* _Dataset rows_
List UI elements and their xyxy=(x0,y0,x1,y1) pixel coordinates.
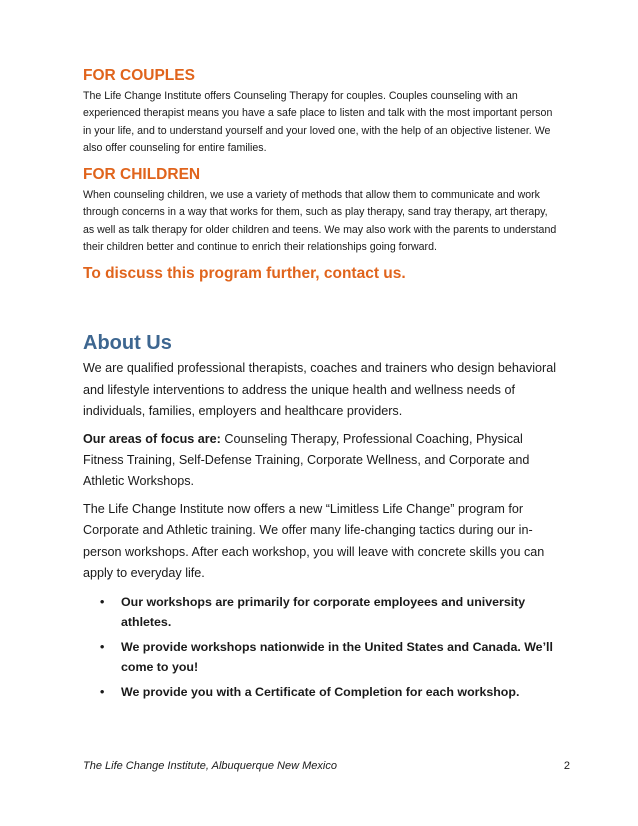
about-intro-paragraph: We are qualified professional therapists, coaches and trainers who design behavioral and lifestyle interventions to address the unique health and wellness needs of individuals, families, employers and healthcare providers. xyxy=(83,361,557,419)
program-paragraph: The Life Change Institute now offers a new “Limitless Life Change” program for Corporate and Athletic training. We offer many life-changing tactics during our in-person workshops. After each workshop, you will leave with concrete skills you can apply to everyday life. xyxy=(83,501,545,581)
section-couples xyxy=(83,66,558,157)
couples-paragraph: The Life Change Institute offers Counseling Therapy for couples. Couples counseling with an experienced therapist means you have a safe place to listen and talk with the most important person in your life, and to understand yourself and your loved one, with the help of an objective listener. We also offer counseling for entire families. xyxy=(83,90,553,154)
bullet-dot-icon: • xyxy=(100,685,105,700)
page-footer xyxy=(83,759,570,773)
bullet-dot-icon: • xyxy=(100,595,105,610)
contact-line: To discuss this program further, contact us. xyxy=(83,265,406,283)
bullet-item xyxy=(83,637,558,677)
footer-text: The Life Change Institute, Albuquerque New Mexico xyxy=(83,760,337,772)
page-number: 2 xyxy=(563,760,570,772)
bullet-dot-icon: • xyxy=(100,640,105,655)
bullet-item xyxy=(83,592,558,632)
about-heading: About Us xyxy=(83,332,172,355)
document-page xyxy=(83,66,558,707)
workshop-bullet-list xyxy=(83,592,558,702)
focus-areas-text: Counseling Therapy, Professional Coaching, Physical Fitness Training, Self-Defense Training, Corporate Wellness, and Corporate and Athletic Workshops. xyxy=(83,431,530,489)
bullet-text: We provide you with a Certificate of Completion for each workshop. xyxy=(121,685,520,700)
focus-areas-label: Our areas of focus are: xyxy=(83,431,221,446)
focus-areas-paragraph xyxy=(83,429,558,493)
children-paragraph: When counseling children, we use a variety of methods that allow them to communicate and work through concerns in a way that works for them, such as play therapy, sand tray therapy, art therapy, as well as talk therapy for older children and teens. We may also work with the parents to understand their children better and continue to enrich their relationships going forward. xyxy=(83,189,557,254)
bullet-text: Our workshops are primarily for corporate employees and university athletes. xyxy=(121,595,526,630)
section-children xyxy=(83,165,558,256)
bullet-text: We provide workshops nationwide in the United States and Canada. We’ll come to you! xyxy=(121,640,553,675)
bullet-item xyxy=(83,682,558,702)
couples-heading: FOR COUPLES xyxy=(83,67,195,84)
children-heading: FOR CHILDREN xyxy=(83,166,201,184)
section-about xyxy=(83,330,558,702)
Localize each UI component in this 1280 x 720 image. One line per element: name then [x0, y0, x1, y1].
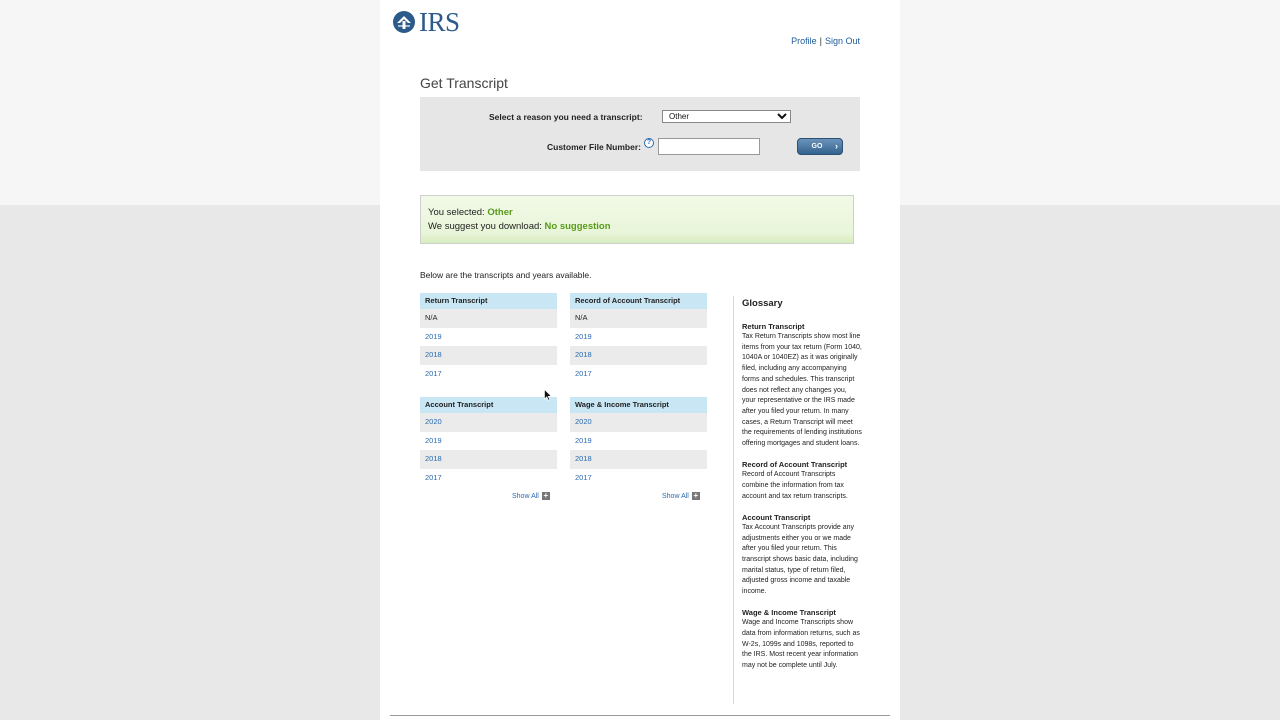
glossary-term: Record of Account Transcript: [742, 460, 848, 470]
suggest-prefix: We suggest you download:: [428, 221, 545, 232]
year-link[interactable]: 2019: [575, 435, 592, 445]
year-link[interactable]: 2018: [425, 454, 442, 464]
table-row: [420, 432, 557, 451]
reason-label: Select a reason you need a transcript:: [489, 112, 643, 122]
table-row: [570, 432, 707, 451]
selected-prefix: You selected:: [428, 207, 488, 218]
irs-eagle-icon: [392, 10, 416, 34]
table-row: [420, 413, 557, 432]
go-button-label: GO: [811, 143, 823, 150]
table-header: Return Transcript: [420, 293, 557, 309]
selected-line: [428, 206, 846, 220]
table-row: [420, 365, 557, 384]
sign-out-link[interactable]: Sign Out: [824, 36, 860, 46]
selected-value: Other: [487, 207, 513, 218]
available-text: Below are the transcripts and years available.: [420, 270, 592, 280]
glossary-definition: Tax Account Transcripts provide any adjustments either you or we made after you filed your return. This transcript shows basic data, including marital status, type of return filed, adjusted gross income and taxable income.: [742, 523, 858, 596]
page-title: Get Transcript: [420, 75, 508, 91]
account-show-all-link[interactable]: [512, 492, 550, 500]
year-link[interactable]: 2020: [425, 417, 442, 426]
table-row: [570, 413, 707, 432]
year-link[interactable]: 2017: [575, 473, 592, 483]
link-separator: |: [819, 36, 822, 46]
account-transcript-table: [420, 397, 557, 488]
table-header: Record of Account Transcript: [570, 293, 707, 309]
year-link[interactable]: 2018: [425, 350, 442, 360]
table-row: [570, 328, 707, 347]
table-row: [420, 469, 557, 488]
year-link[interactable]: 2019: [575, 331, 592, 341]
chevron-right-icon: ›: [835, 141, 838, 151]
wage-show-all-link[interactable]: [662, 492, 700, 500]
year-link[interactable]: 2017: [425, 473, 442, 483]
glossary-term: Wage & Income Transcript: [742, 608, 836, 618]
page-container: [380, 0, 900, 720]
glossary-definition: Wage and Income Transcripts show data from information returns, such as W-2s, 1099s and 1098s, reported to the IRS. Most recent year information may not be complete until July.: [742, 619, 860, 670]
mouse-cursor-icon: [544, 389, 552, 401]
show-all-label: Show All: [512, 492, 539, 500]
table-row: [570, 365, 707, 384]
customer-file-number-input[interactable]: [658, 138, 760, 155]
na-text: N/A: [425, 313, 438, 322]
year-link[interactable]: 2019: [425, 435, 442, 445]
table-row: [420, 309, 557, 328]
table-row: [570, 309, 707, 328]
logo-text: IRS: [419, 7, 460, 37]
glossary-term: Account Transcript: [742, 512, 811, 522]
table-header: Account Transcript: [420, 397, 557, 413]
show-all-label: Show All: [662, 492, 689, 500]
transcript-form: [420, 97, 860, 171]
reason-select[interactable]: [662, 110, 791, 123]
suggest-line: [428, 220, 846, 234]
profile-link[interactable]: Profile: [791, 36, 817, 46]
help-icon[interactable]: ?: [644, 138, 654, 148]
return-transcript-table: [420, 293, 557, 384]
year-link[interactable]: 2018: [575, 350, 592, 360]
table-row: [420, 328, 557, 347]
na-text: N/A: [575, 313, 588, 322]
table-row: [420, 450, 557, 469]
record-of-account-table: [570, 293, 707, 384]
glossary-title: Glossary: [742, 298, 783, 309]
year-link[interactable]: 2017: [575, 369, 592, 379]
table-row: [570, 469, 707, 488]
year-link[interactable]: 2017: [425, 369, 442, 379]
table-row: [570, 346, 707, 365]
customer-file-number-label: Customer File Number:: [547, 142, 641, 152]
suggest-value: No suggestion: [544, 221, 611, 232]
glossary-panel: [742, 298, 862, 682]
plus-icon: +: [543, 491, 549, 500]
year-link[interactable]: 2020: [575, 417, 592, 426]
go-button[interactable]: [797, 138, 843, 155]
account-links: [791, 36, 860, 46]
plus-icon: +: [693, 491, 699, 500]
glossary-definition: Tax Return Transcripts show most line items from your tax return (Form 1040, 1040A or 1040EZ) as it was originally filed, including any accompanying forms and schedules. This transcript does not reflect any changes you, your representative or the IRS made after you filed your return. In many cases, a Return Transcript will meet the requirements of lending institutions offering mortgages and student loans.: [742, 333, 862, 448]
wage-income-table: [570, 397, 707, 488]
footer-divider: [390, 715, 890, 716]
year-link[interactable]: 2018: [575, 454, 592, 464]
glossary-definition: Record of Account Transcripts combine the information from tax account and tax return transcripts.: [742, 471, 848, 500]
glossary-term: Return Transcript: [742, 322, 805, 331]
suggestion-box: [420, 195, 854, 244]
glossary-divider: [733, 296, 734, 704]
irs-logo[interactable]: [392, 9, 460, 35]
table-header: Wage & Income Transcript: [570, 397, 707, 413]
table-row: [420, 346, 557, 365]
table-row: [570, 450, 707, 469]
year-link[interactable]: 2019: [425, 331, 442, 341]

* _Stated goal_
Copy every line of the listing above word for word, leaving out the pictures.

* _Solution to this task_
List UI elements and their xyxy=(x0,y0,x1,y1) pixel coordinates.
about-intro-paragraph: We are qualified professional therapists, coaches and trainers who design behavioral and lifestyle interventions to address the unique health and wellness needs of individuals, families, employers and healthcare providers. xyxy=(83,361,557,419)
program-paragraph: The Life Change Institute now offers a new “Limitless Life Change” program for Corporate and Athletic training. We offer many life-changing tactics during our in-person workshops. After each workshop, you will leave with concrete skills you can apply to everyday life. xyxy=(83,501,545,581)
section-couples xyxy=(83,66,558,157)
couples-paragraph: The Life Change Institute offers Counseling Therapy for couples. Couples counseling with an experienced therapist means you have a safe place to listen and talk with the most important person in your life, and to understand yourself and your loved one, with the help of an objective listener. We also offer counseling for entire families. xyxy=(83,90,553,154)
bullet-dot-icon: • xyxy=(100,685,105,700)
page-footer xyxy=(83,759,570,773)
bullet-dot-icon: • xyxy=(100,595,105,610)
contact-line: To discuss this program further, contact us. xyxy=(83,265,406,283)
bullet-item xyxy=(83,637,558,677)
footer-text: The Life Change Institute, Albuquerque New Mexico xyxy=(83,760,337,772)
page-number: 2 xyxy=(563,760,570,772)
bullet-dot-icon: • xyxy=(100,640,105,655)
bullet-item xyxy=(83,592,558,632)
about-heading: About Us xyxy=(83,332,172,355)
document-page xyxy=(83,66,558,707)
workshop-bullet-list xyxy=(83,592,558,702)
focus-areas-text: Counseling Therapy, Professional Coaching, Physical Fitness Training, Self-Defense Training, Corporate Wellness, and Corporate and Athletic Workshops. xyxy=(83,431,530,489)
bullet-text: We provide you with a Certificate of Completion for each workshop. xyxy=(121,685,520,700)
focus-areas-label: Our areas of focus are: xyxy=(83,431,221,446)
focus-areas-paragraph xyxy=(83,429,558,493)
children-paragraph: When counseling children, we use a variety of methods that allow them to communicate and work through concerns in a way that works for them, such as play therapy, sand tray therapy, art therapy, as well as talk therapy for older children and teens. We may also work with the parents to understand their children better and continue to enrich their relationships going forward. xyxy=(83,189,557,254)
bullet-text: Our workshops are primarily for corporate employees and university athletes. xyxy=(121,595,526,630)
section-children xyxy=(83,165,558,256)
bullet-text: We provide workshops nationwide in the United States and Canada. We’ll come to you! xyxy=(121,640,553,675)
bullet-item xyxy=(83,682,558,702)
couples-heading: FOR COUPLES xyxy=(83,67,195,84)
children-heading: FOR CHILDREN xyxy=(83,166,201,184)
section-about xyxy=(83,330,558,702)
Localize each UI component in this 1280 x 720 image. One line per element: name then [x0, y0, x1, y1].
glossary-term: Record of Account Transcript: [742, 460, 848, 470]
suggest-prefix: We suggest you download:: [428, 221, 545, 232]
year-link[interactable]: 2019: [575, 435, 592, 445]
year-link[interactable]: 2018: [425, 454, 442, 464]
table-row: [420, 432, 557, 451]
reason-label: Select a reason you need a transcript:: [489, 112, 643, 122]
table-row: [570, 432, 707, 451]
selected-prefix: You selected:: [428, 207, 488, 218]
irs-eagle-icon: [392, 10, 416, 34]
table-row: [420, 413, 557, 432]
go-button-label: GO: [811, 143, 823, 150]
table-header: Return Transcript: [420, 293, 557, 309]
selected-line: [428, 206, 846, 220]
table-row: [420, 365, 557, 384]
sign-out-link[interactable]: Sign Out: [824, 36, 860, 46]
selected-value: Other: [487, 207, 513, 218]
available-text: Below are the transcripts and years available.: [420, 270, 592, 280]
glossary-definition: Tax Account Transcripts provide any adjustments either you or we made after you filed your return. This transcript shows basic data, including marital status, type of return filed, adjusted gross income and taxable income.: [742, 523, 858, 596]
page-title: Get Transcript: [420, 75, 508, 91]
account-show-all-link[interactable]: [512, 492, 550, 500]
year-link[interactable]: 2020: [425, 417, 442, 426]
table-row: [570, 413, 707, 432]
year-link[interactable]: 2017: [575, 473, 592, 483]
link-separator: |: [819, 36, 822, 46]
account-transcript-table: [420, 397, 557, 488]
table-header: Record of Account Transcript: [570, 293, 707, 309]
year-link[interactable]: 2018: [425, 350, 442, 360]
table-row: [570, 328, 707, 347]
table-row: [420, 469, 557, 488]
year-link[interactable]: 2019: [575, 331, 592, 341]
chevron-right-icon: ›: [835, 141, 838, 151]
wage-show-all-link[interactable]: [662, 492, 700, 500]
year-link[interactable]: 2017: [425, 473, 442, 483]
glossary-term: Wage & Income Transcript: [742, 608, 836, 618]
page-container: [380, 0, 900, 720]
glossary-definition: Wage and Income Transcripts show data from information returns, such as W-2s, 1099s and 1098s, reported to the IRS. Most recent year information may not be complete until July.: [742, 619, 860, 670]
mouse-cursor-icon: [544, 389, 552, 401]
show-all-label: Show All: [512, 492, 539, 500]
table-row: [570, 365, 707, 384]
customer-file-number-input[interactable]: [658, 138, 760, 155]
na-text: N/A: [425, 313, 438, 322]
year-link[interactable]: 2019: [425, 435, 442, 445]
table-row: [420, 309, 557, 328]
table-row: [570, 309, 707, 328]
logo-text: IRS: [419, 7, 460, 37]
glossary-term: Account Transcript: [742, 512, 811, 522]
table-header: Account Transcript: [420, 397, 557, 413]
show-all-label: Show All: [662, 492, 689, 500]
transcript-form: [420, 97, 860, 171]
reason-select[interactable]: [662, 110, 791, 123]
suggest-line: [428, 220, 846, 234]
profile-link[interactable]: Profile: [791, 36, 817, 46]
help-icon[interactable]: ?: [644, 138, 654, 148]
return-transcript-table: [420, 293, 557, 384]
year-link[interactable]: 2018: [575, 350, 592, 360]
table-row: [420, 328, 557, 347]
na-text: N/A: [575, 313, 588, 322]
table-row: [420, 450, 557, 469]
record-of-account-table: [570, 293, 707, 384]
glossary-title: Glossary: [742, 298, 783, 309]
year-link[interactable]: 2017: [575, 369, 592, 379]
table-row: [570, 469, 707, 488]
year-link[interactable]: 2017: [425, 369, 442, 379]
table-row: [570, 346, 707, 365]
customer-file-number-label: Customer File Number:: [547, 142, 641, 152]
suggest-value: No suggestion: [544, 221, 611, 232]
glossary-panel: [742, 298, 862, 682]
plus-icon: +: [543, 491, 549, 500]
year-link[interactable]: 2020: [575, 417, 592, 426]
go-button[interactable]: [797, 138, 843, 155]
account-links: [791, 36, 860, 46]
plus-icon: +: [693, 491, 699, 500]
glossary-definition: Tax Return Transcripts show most line items from your tax return (Form 1040, 1040A or 1040EZ) as it was originally filed, including any accompanying forms and schedules. This transcript does not reflect any changes you, your representative or the IRS made after you filed your return. In many cases, a Return Transcript will meet the requirements of lending institutions offering mortgages and student loans.: [742, 333, 862, 448]
wage-income-table: [570, 397, 707, 488]
footer-divider: [390, 715, 890, 716]
year-link[interactable]: 2018: [575, 454, 592, 464]
glossary-definition: Record of Account Transcripts combine the information from tax account and tax return transcripts.: [742, 471, 848, 500]
glossary-term: Return Transcript: [742, 322, 805, 331]
suggestion-box: [420, 195, 854, 244]
glossary-divider: [733, 296, 734, 704]
irs-logo[interactable]: [392, 9, 460, 35]
table-header: Wage & Income Transcript: [570, 397, 707, 413]
table-row: [420, 346, 557, 365]
table-row: [570, 450, 707, 469]
year-link[interactable]: 2019: [425, 331, 442, 341]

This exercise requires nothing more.